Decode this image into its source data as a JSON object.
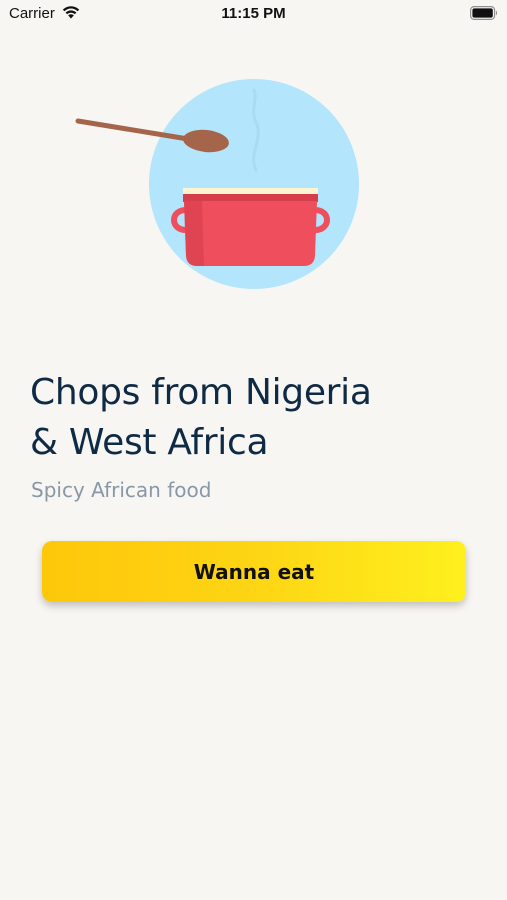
{
  "status_bar": {
    "carrier": "Carrier",
    "time": "11:15 PM",
    "wifi_icon": "wifi-icon",
    "battery_icon": "battery-icon"
  },
  "hero": {
    "illustration": "cooking-pot-illustration",
    "colors": {
      "circle": "#b3e5fc",
      "pot": "#ef4f5c",
      "lid": "#fff4d0",
      "spoon": "#a5654a"
    }
  },
  "headline": {
    "line1": "Chops from Nigeria",
    "line2": "& West Africa"
  },
  "subtitle": "Spicy African food",
  "cta": {
    "label": "Wanna eat",
    "colors": {
      "gradient_start": "#fec70a",
      "gradient_end": "#fef01e"
    }
  }
}
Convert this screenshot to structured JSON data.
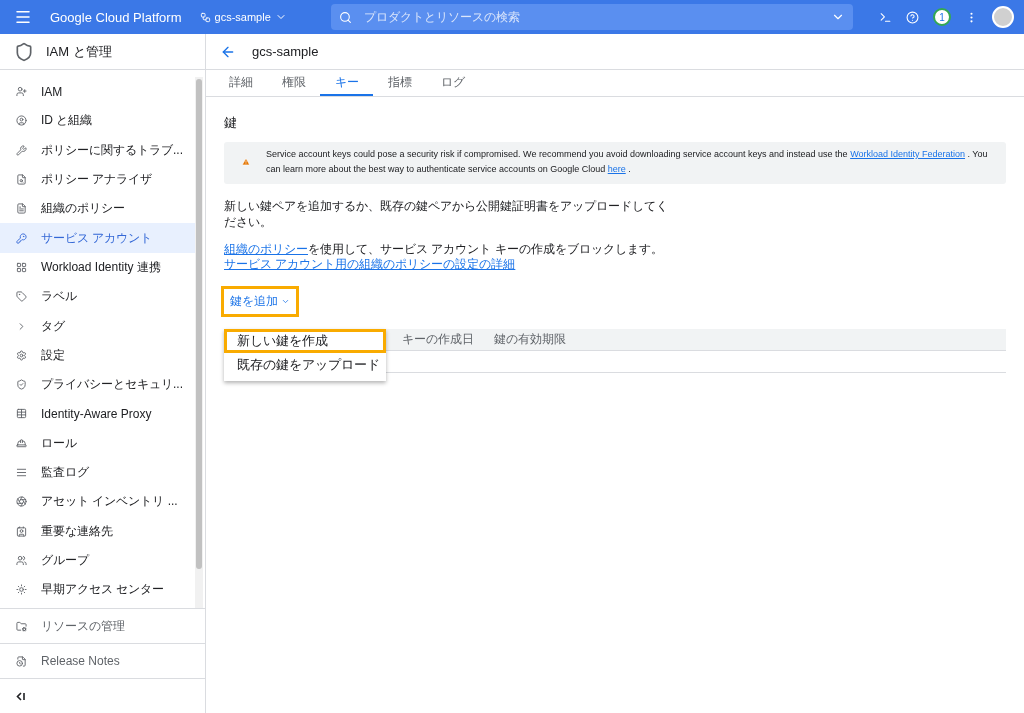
{
  "header": {
    "product": "Google Cloud Platform",
    "project": "gcs-sample",
    "search": {
      "placeholder": "プロダクトとリソースの検索"
    },
    "notification_badge": "1"
  },
  "sidebar": {
    "title": "IAM と管理",
    "items": [
      {
        "label": "IAM",
        "selected": false
      },
      {
        "label": "ID と組織",
        "selected": false
      },
      {
        "label": "ポリシーに関するトラブ...",
        "selected": false
      },
      {
        "label": "ポリシー アナライザ",
        "selected": false
      },
      {
        "label": "組織のポリシー",
        "selected": false
      },
      {
        "label": "サービス アカウント",
        "selected": true
      },
      {
        "label": "Workload Identity 連携",
        "selected": false
      },
      {
        "label": "ラベル",
        "selected": false
      },
      {
        "label": "タグ",
        "selected": false
      },
      {
        "label": "設定",
        "selected": false
      },
      {
        "label": "プライバシーとセキュリ...",
        "selected": false
      },
      {
        "label": "Identity-Aware Proxy",
        "selected": false
      },
      {
        "label": "ロール",
        "selected": false
      },
      {
        "label": "監査ログ",
        "selected": false
      },
      {
        "label": "アセット インベントリ ...",
        "selected": false
      },
      {
        "label": "重要な連絡先",
        "selected": false
      },
      {
        "label": "グループ",
        "selected": false
      },
      {
        "label": "早期アクセス センター",
        "selected": false
      }
    ],
    "footer_items": [
      {
        "label": "リソースの管理"
      },
      {
        "label": "Release Notes"
      }
    ]
  },
  "page": {
    "title": "gcs-sample",
    "tabs": [
      {
        "label": "詳細",
        "selected": false
      },
      {
        "label": "権限",
        "selected": false
      },
      {
        "label": "キー",
        "selected": true
      },
      {
        "label": "指標",
        "selected": false
      },
      {
        "label": "ログ",
        "selected": false
      }
    ],
    "section_title": "鍵",
    "alert": {
      "text_1": "Service account keys could pose a security risk if compromised. We recommend you avoid downloading service account keys and instead use the ",
      "link_1": "Workload Identity Federation",
      "text_2": " . You can learn more about the best way to authenticate service accounts on Google Cloud ",
      "link_2": "here",
      "text_3": " ."
    },
    "description": "新しい鍵ペアを追加するか、既存の鍵ペアから公開鍵証明書をアップロードしてください。",
    "policy": {
      "link": "組織のポリシー",
      "text": "を使用して、サービス アカウント キーの作成をブロックします。",
      "details_link": "サービス アカウント用の組織のポリシーの設定の詳細"
    },
    "add_key_button": {
      "label": "鍵を追加",
      "highlighted": true
    },
    "menu": [
      {
        "label": "新しい鍵を作成",
        "highlighted": true
      },
      {
        "label": "既存の鍵をアップロード",
        "highlighted": false
      }
    ],
    "table": {
      "columns": [
        "キーの作成日",
        "鍵の有効期限"
      ]
    }
  }
}
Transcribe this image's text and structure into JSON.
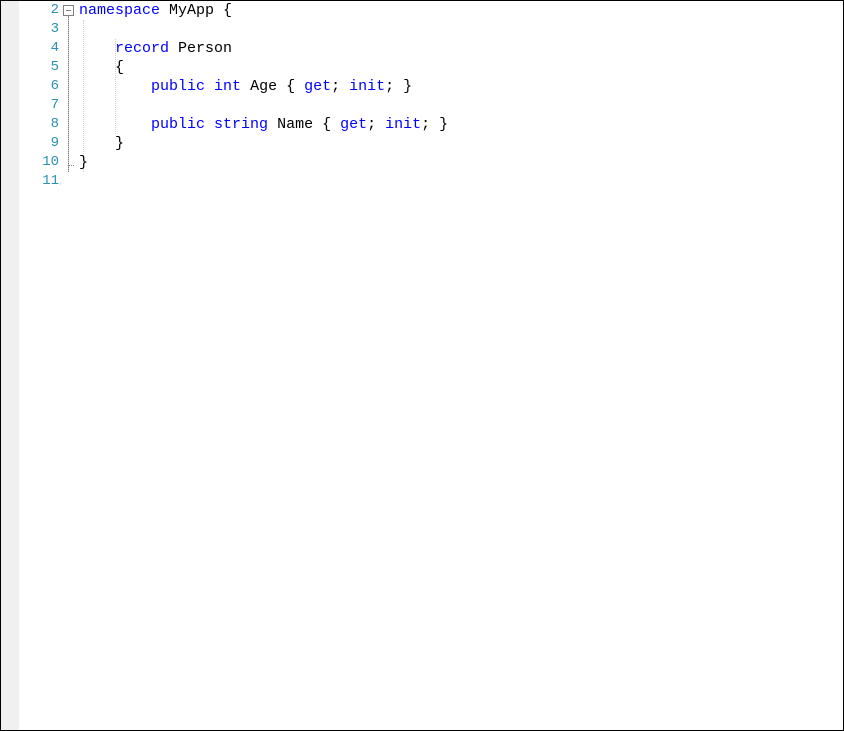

#### Instructions for the task:
Leave the pictures out and print the records above exactly as they stand.

#### Result for this exercise:
Decode this image into its source data as a JSON object.
{
  "status_bar": {
    "carrier": "Carrier",
    "time": "11:15 PM",
    "wifi_icon": "wifi-icon",
    "battery_icon": "battery-icon"
  },
  "hero": {
    "illustration": "cooking-pot-illustration",
    "colors": {
      "circle": "#b3e5fc",
      "pot": "#ef4f5c",
      "lid": "#fff4d0",
      "spoon": "#a5654a"
    }
  },
  "headline": {
    "line1": "Chops from Nigeria",
    "line2": "& West Africa"
  },
  "subtitle": "Spicy African food",
  "cta": {
    "label": "Wanna eat",
    "colors": {
      "gradient_start": "#fec70a",
      "gradient_end": "#fef01e"
    }
  }
}
Convert this screenshot to structured JSON data.
{
  "header": {
    "product": "Google Cloud Platform",
    "project": "gcs-sample",
    "search": {
      "placeholder": "プロダクトとリソースの検索"
    },
    "notification_badge": "1"
  },
  "sidebar": {
    "title": "IAM と管理",
    "items": [
      {
        "label": "IAM",
        "selected": false
      },
      {
        "label": "ID と組織",
        "selected": false
      },
      {
        "label": "ポリシーに関するトラブ...",
        "selected": false
      },
      {
        "label": "ポリシー アナライザ",
        "selected": false
      },
      {
        "label": "組織のポリシー",
        "selected": false
      },
      {
        "label": "サービス アカウント",
        "selected": true
      },
      {
        "label": "Workload Identity 連携",
        "selected": false
      },
      {
        "label": "ラベル",
        "selected": false
      },
      {
        "label": "タグ",
        "selected": false
      },
      {
        "label": "設定",
        "selected": false
      },
      {
        "label": "プライバシーとセキュリ...",
        "selected": false
      },
      {
        "label": "Identity-Aware Proxy",
        "selected": false
      },
      {
        "label": "ロール",
        "selected": false
      },
      {
        "label": "監査ログ",
        "selected": false
      },
      {
        "label": "アセット インベントリ ...",
        "selected": false
      },
      {
        "label": "重要な連絡先",
        "selected": false
      },
      {
        "label": "グループ",
        "selected": false
      },
      {
        "label": "早期アクセス センター",
        "selected": false
      }
    ],
    "footer_items": [
      {
        "label": "リソースの管理"
      },
      {
        "label": "Release Notes"
      }
    ]
  },
  "page": {
    "title": "gcs-sample",
    "tabs": [
      {
        "label": "詳細",
        "selected": false
      },
      {
        "label": "権限",
        "selected": false
      },
      {
        "label": "キー",
        "selected": true
      },
      {
        "label": "指標",
        "selected": false
      },
      {
        "label": "ログ",
        "selected": false
      }
    ],
    "section_title": "鍵",
    "alert": {
      "text_1": "Service account keys could pose a security risk if compromised. We recommend you avoid downloading service account keys and instead use the ",
      "link_1": "Workload Identity Federation",
      "text_2": " . You can learn more about the best way to authenticate service accounts on Google Cloud ",
      "link_2": "here",
      "text_3": " ."
    },
    "description": "新しい鍵ペアを追加するか、既存の鍵ペアから公開鍵証明書をアップロードしてください。",
    "policy": {
      "link": "組織のポリシー",
      "text": "を使用して、サービス アカウント キーの作成をブロックします。",
      "details_link": "サービス アカウント用の組織のポリシーの設定の詳細"
    },
    "add_key_button": {
      "label": "鍵を追加",
      "highlighted": true
    },
    "menu": [
      {
        "label": "新しい鍵を作成",
        "highlighted": true
      },
      {
        "label": "既存の鍵をアップロード",
        "highlighted": false
      }
    ],
    "table": {
      "columns": [
        "キーの作成日",
        "鍵の有効期限"
      ]
    }
  }
}
Transcribe this image's text and structure into JSON.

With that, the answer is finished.